**Objective:** Reproduce every record below exactly as written, but leave out any pictures.

**Supplied information:**

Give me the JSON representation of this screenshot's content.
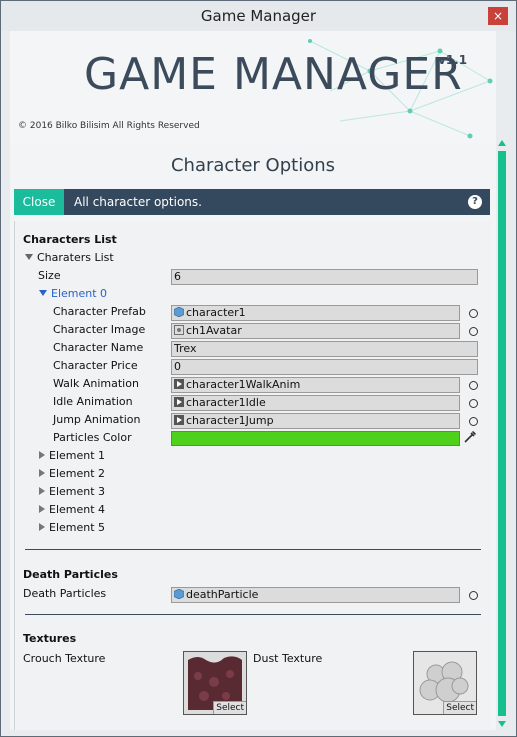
{
  "window": {
    "title": "Game Manager",
    "close_glyph": "×"
  },
  "banner": {
    "logo": "GAME MANAGER",
    "version": "v1.1",
    "copyright": "© 2016 Bilko Bilisim All Rights Reserved"
  },
  "page": {
    "title": "Character Options"
  },
  "topbar": {
    "close_label": "Close",
    "description": "All character options.",
    "help_glyph": "?"
  },
  "characters": {
    "section_label": "Characters List",
    "list_label": "Charaters List",
    "size_label": "Size",
    "size_value": "6",
    "element0": {
      "label": "Element 0",
      "prefab_label": "Character Prefab",
      "prefab_value": "character1",
      "image_label": "Character Image",
      "image_value": "ch1Avatar",
      "name_label": "Character Name",
      "name_value": "Trex",
      "price_label": "Character Price",
      "price_value": "0",
      "walk_label": "Walk Animation",
      "walk_value": "character1WalkAnim",
      "idle_label": "Idle Animation",
      "idle_value": "character1Idle",
      "jump_label": "Jump Animation",
      "jump_value": "character1Jump",
      "particles_label": "Particles Color",
      "particles_color": "#4fd11c"
    },
    "collapsed": [
      "Element 1",
      "Element 2",
      "Element 3",
      "Element 4",
      "Element 5"
    ]
  },
  "death": {
    "section_label": "Death Particles",
    "field_label": "Death Particles",
    "field_value": "deathParticle"
  },
  "textures": {
    "section_label": "Textures",
    "crouch_label": "Crouch Texture",
    "dust_label": "Dust Texture",
    "select_label": "Select"
  },
  "colors": {
    "accent": "#1abc9c",
    "topbar": "#34495e",
    "logo": "#3b4b5c",
    "close_red": "#c8413b"
  }
}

**Answer to this exercise:**
Give me the JSON representation of this screenshot's content.
{
  "window": {
    "title": "Game Manager",
    "close_glyph": "×"
  },
  "banner": {
    "logo": "GAME MANAGER",
    "version": "v1.1",
    "copyright": "© 2016 Bilko Bilisim All Rights Reserved"
  },
  "page": {
    "title": "Character Options"
  },
  "topbar": {
    "close_label": "Close",
    "description": "All character options.",
    "help_glyph": "?"
  },
  "characters": {
    "section_label": "Characters List",
    "list_label": "Charaters List",
    "size_label": "Size",
    "size_value": "6",
    "element0": {
      "label": "Element 0",
      "prefab_label": "Character Prefab",
      "prefab_value": "character1",
      "image_label": "Character Image",
      "image_value": "ch1Avatar",
      "name_label": "Character Name",
      "name_value": "Trex",
      "price_label": "Character Price",
      "price_value": "0",
      "walk_label": "Walk Animation",
      "walk_value": "character1WalkAnim",
      "idle_label": "Idle Animation",
      "idle_value": "character1Idle",
      "jump_label": "Jump Animation",
      "jump_value": "character1Jump",
      "particles_label": "Particles Color",
      "particles_color": "#4fd11c"
    },
    "collapsed": [
      "Element 1",
      "Element 2",
      "Element 3",
      "Element 4",
      "Element 5"
    ]
  },
  "death": {
    "section_label": "Death Particles",
    "field_label": "Death Particles",
    "field_value": "deathParticle"
  },
  "textures": {
    "section_label": "Textures",
    "crouch_label": "Crouch Texture",
    "dust_label": "Dust Texture",
    "select_label": "Select"
  },
  "colors": {
    "accent": "#1abc9c",
    "topbar": "#34495e",
    "logo": "#3b4b5c",
    "close_red": "#c8413b"
  }
}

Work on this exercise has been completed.